OBJECTIVE: Where the data below has the string "name", return the whole line.
-------- SUPPLIED MATERIAL
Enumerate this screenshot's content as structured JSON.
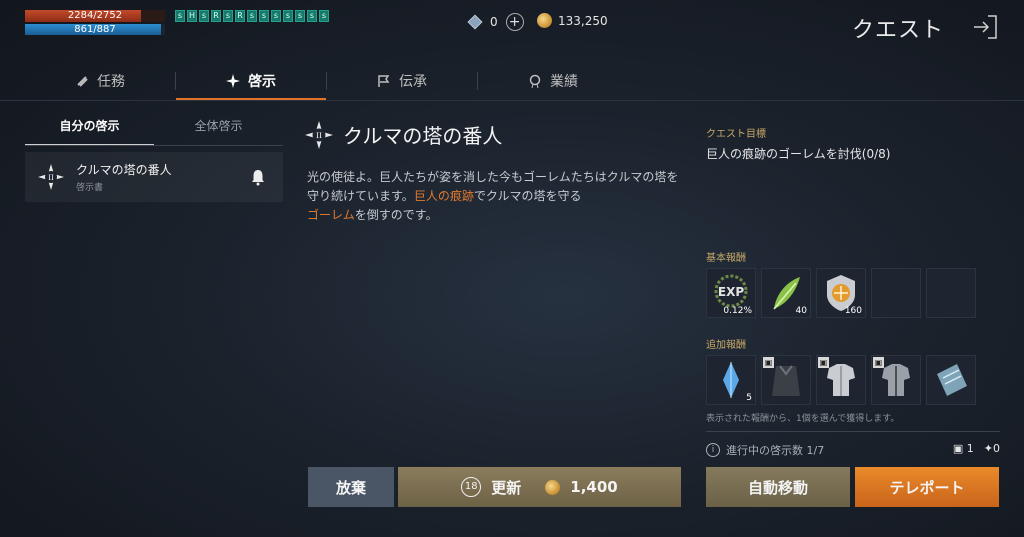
{
  "status": {
    "hp": "2284/2752",
    "hp_ratio": 0.83,
    "mp": "861/887",
    "mp_ratio": 0.97,
    "buffs": [
      "s",
      "H",
      "s",
      "R",
      "s",
      "R",
      "s",
      "s",
      "s",
      "s",
      "s",
      "s",
      "s"
    ]
  },
  "currency": {
    "diamond": "0",
    "gold": "133,250"
  },
  "header": {
    "title": "クエスト"
  },
  "tabs": [
    {
      "label": "任務",
      "icon": "scroll-icon"
    },
    {
      "label": "啓示",
      "icon": "star-icon"
    },
    {
      "label": "伝承",
      "icon": "flag-icon"
    },
    {
      "label": "業績",
      "icon": "medal-icon"
    }
  ],
  "subtabs": [
    "自分の啓示",
    "全体啓示"
  ],
  "quest_list": [
    {
      "name": "クルマの塔の番人",
      "sub": "啓示書"
    }
  ],
  "detail": {
    "title": "クルマの塔の番人",
    "desc_1": "光の使徒よ。巨人たちが姿を消した今もゴーレムたちはクルマの塔を守り続けています。",
    "desc_hl_1": "巨人の痕跡",
    "desc_2": "でクルマの塔を守る",
    "desc_hl_2": "ゴーレム",
    "desc_3": "を倒すのです。"
  },
  "right": {
    "goal_label": "クエスト目標",
    "goal": "巨人の痕跡のゴーレムを討伐(0/8)",
    "basic_label": "基本報酬",
    "basic_rewards": [
      {
        "name": "exp-icon",
        "count": "0.12%",
        "label": "EXP"
      },
      {
        "name": "leaf-icon",
        "count": "40"
      },
      {
        "name": "shield-coin-icon",
        "count": "160"
      },
      {
        "name": "empty",
        "count": ""
      },
      {
        "name": "empty",
        "count": ""
      }
    ],
    "extra_label": "追加報酬",
    "extra_rewards": [
      {
        "name": "crystal-icon",
        "count": "5"
      },
      {
        "name": "cloak-icon",
        "count": ""
      },
      {
        "name": "armor-icon",
        "count": ""
      },
      {
        "name": "armor-dark-icon",
        "count": ""
      },
      {
        "name": "scroll-stone-icon",
        "count": ""
      }
    ],
    "note": "表示された報酬から、1個を選んで獲得します。",
    "progress": "進行中の啓示数 1/7",
    "count_book": "1",
    "count_star": "0"
  },
  "buttons": {
    "abandon": "放棄",
    "refresh_timer": "18",
    "refresh": "更新",
    "refresh_cost": "1,400",
    "auto": "自動移動",
    "teleport": "テレポート"
  },
  "colors": {
    "accent": "#e0722a",
    "highlight": "#e07a2e",
    "label": "#c9a968"
  }
}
----------------
TASK SOLUTION:
      "name": "クルマの塔の番人",
        "name": "exp-icon",
        "name": "leaf-icon",
        "name": "shield-coin-icon",
        "name": "empty",
        "name": "empty",
        "name": "crystal-icon",
        "name": "cloak-icon",
        "name": "armor-icon",
        "name": "armor-dark-icon",
        "name": "scroll-stone-icon",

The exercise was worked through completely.